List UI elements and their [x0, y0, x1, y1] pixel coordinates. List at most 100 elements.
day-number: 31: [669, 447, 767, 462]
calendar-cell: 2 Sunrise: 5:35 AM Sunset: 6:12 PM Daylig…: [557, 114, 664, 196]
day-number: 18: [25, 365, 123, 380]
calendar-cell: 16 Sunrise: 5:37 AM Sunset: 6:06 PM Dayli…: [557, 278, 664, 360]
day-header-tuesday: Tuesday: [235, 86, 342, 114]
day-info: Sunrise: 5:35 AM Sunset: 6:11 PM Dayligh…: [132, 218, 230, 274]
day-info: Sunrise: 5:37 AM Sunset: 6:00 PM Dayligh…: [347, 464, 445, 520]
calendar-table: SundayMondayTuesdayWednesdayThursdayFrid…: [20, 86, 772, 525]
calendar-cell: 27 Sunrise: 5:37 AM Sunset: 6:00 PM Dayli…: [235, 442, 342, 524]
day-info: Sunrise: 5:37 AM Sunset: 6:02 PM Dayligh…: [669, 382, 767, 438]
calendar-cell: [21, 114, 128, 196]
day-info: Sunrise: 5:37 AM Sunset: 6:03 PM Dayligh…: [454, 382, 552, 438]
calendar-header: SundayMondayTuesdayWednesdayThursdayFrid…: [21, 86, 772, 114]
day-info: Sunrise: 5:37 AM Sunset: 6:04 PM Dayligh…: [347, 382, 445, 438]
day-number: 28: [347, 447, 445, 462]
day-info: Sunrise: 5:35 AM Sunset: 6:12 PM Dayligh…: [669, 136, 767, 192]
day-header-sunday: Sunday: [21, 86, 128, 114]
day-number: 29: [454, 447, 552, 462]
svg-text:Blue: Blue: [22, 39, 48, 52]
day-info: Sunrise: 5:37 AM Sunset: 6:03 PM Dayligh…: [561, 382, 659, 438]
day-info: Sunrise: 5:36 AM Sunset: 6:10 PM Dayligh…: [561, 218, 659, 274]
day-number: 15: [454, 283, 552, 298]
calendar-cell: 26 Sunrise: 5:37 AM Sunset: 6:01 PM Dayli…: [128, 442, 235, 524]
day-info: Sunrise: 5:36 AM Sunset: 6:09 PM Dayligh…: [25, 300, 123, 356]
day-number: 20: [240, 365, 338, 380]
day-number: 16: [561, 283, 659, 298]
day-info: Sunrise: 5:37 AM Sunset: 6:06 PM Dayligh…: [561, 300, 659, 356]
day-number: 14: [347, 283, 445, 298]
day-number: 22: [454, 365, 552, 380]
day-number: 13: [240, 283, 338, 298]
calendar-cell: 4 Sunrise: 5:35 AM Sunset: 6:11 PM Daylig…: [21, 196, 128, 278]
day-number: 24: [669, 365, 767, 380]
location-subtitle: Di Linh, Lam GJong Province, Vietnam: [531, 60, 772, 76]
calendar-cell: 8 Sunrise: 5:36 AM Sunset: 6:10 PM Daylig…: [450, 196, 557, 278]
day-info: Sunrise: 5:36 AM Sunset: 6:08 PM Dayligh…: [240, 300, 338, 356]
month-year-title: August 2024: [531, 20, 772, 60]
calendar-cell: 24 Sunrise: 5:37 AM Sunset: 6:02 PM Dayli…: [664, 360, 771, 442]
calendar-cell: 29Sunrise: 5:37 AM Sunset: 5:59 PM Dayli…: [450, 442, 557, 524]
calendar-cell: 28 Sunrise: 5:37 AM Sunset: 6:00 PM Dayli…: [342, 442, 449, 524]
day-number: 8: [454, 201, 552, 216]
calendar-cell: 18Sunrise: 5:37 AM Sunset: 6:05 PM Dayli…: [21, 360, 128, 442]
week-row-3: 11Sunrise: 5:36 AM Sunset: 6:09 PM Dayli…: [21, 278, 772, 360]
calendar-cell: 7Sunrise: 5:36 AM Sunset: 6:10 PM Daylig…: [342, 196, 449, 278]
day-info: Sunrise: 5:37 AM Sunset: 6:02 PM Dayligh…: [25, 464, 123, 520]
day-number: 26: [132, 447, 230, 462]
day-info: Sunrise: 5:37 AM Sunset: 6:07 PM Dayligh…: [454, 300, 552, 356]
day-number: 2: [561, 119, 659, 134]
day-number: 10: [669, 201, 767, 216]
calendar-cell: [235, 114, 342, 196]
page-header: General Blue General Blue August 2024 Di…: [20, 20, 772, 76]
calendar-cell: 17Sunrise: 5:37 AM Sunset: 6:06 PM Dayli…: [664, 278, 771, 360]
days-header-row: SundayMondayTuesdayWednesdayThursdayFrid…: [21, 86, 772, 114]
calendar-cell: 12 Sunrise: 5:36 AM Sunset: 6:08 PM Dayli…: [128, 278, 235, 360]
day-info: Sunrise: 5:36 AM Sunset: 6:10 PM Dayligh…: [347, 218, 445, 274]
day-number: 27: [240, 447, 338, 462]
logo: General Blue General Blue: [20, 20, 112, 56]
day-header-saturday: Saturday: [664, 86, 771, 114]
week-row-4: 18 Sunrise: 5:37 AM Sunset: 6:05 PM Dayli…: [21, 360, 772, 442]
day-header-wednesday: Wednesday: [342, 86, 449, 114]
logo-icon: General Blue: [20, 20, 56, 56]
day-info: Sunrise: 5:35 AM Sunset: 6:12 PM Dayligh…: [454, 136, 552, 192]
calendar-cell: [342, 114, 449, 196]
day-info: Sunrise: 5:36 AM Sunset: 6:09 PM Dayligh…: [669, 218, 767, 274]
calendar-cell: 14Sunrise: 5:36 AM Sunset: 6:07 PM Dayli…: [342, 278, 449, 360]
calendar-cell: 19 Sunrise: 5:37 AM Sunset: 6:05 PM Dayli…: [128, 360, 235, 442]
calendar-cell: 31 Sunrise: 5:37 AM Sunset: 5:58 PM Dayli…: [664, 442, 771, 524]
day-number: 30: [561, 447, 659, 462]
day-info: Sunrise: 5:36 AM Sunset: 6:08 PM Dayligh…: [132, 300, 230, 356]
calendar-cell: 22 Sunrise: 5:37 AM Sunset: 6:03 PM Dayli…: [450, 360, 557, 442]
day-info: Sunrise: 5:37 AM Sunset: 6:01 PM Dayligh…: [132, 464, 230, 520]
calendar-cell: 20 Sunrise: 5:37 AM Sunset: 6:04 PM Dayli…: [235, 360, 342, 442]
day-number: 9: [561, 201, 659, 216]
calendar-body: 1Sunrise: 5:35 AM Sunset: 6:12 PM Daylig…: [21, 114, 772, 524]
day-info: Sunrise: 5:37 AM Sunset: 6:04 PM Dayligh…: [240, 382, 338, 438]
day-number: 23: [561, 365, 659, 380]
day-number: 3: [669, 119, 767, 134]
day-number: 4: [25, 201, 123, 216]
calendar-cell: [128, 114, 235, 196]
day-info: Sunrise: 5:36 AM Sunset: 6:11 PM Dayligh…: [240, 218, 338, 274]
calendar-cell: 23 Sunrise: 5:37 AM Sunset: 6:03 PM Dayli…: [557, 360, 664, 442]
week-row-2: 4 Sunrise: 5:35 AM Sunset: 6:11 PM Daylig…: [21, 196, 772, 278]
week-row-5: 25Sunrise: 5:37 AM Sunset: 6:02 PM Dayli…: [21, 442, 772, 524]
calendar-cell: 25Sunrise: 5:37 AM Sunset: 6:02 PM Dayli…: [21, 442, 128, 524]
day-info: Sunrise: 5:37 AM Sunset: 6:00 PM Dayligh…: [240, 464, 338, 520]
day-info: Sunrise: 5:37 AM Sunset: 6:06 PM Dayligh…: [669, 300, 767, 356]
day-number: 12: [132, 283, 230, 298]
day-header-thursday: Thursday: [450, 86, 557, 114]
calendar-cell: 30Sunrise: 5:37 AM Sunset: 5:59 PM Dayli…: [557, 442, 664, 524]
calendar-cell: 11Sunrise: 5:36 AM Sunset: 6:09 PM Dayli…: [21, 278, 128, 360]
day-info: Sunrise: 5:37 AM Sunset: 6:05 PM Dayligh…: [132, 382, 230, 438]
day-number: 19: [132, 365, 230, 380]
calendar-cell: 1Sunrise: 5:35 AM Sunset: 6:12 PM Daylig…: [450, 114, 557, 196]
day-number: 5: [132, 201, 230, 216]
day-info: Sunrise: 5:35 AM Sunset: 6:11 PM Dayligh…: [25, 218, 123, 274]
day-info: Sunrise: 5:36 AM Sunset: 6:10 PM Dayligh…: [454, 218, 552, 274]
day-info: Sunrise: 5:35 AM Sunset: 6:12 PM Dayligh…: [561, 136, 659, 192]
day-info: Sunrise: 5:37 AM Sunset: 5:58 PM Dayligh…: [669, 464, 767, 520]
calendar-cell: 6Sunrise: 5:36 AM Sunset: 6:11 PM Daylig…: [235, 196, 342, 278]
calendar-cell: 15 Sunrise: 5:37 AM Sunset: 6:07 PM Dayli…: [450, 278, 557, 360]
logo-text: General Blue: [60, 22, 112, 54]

# # #

Copy the records word for word, from their first line up to and including the line with "464, 445, 520]".

List UI elements and their [x0, y0, x1, y1] pixel coordinates. List at most 100 elements.
day-number: 31: [669, 447, 767, 462]
calendar-cell: 2 Sunrise: 5:35 AM Sunset: 6:12 PM Daylig…: [557, 114, 664, 196]
day-number: 18: [25, 365, 123, 380]
calendar-cell: 16 Sunrise: 5:37 AM Sunset: 6:06 PM Dayli…: [557, 278, 664, 360]
day-header-tuesday: Tuesday: [235, 86, 342, 114]
day-info: Sunrise: 5:35 AM Sunset: 6:11 PM Dayligh…: [132, 218, 230, 274]
day-info: Sunrise: 5:37 AM Sunset: 6:00 PM Dayligh…: [347, 464, 445, 520]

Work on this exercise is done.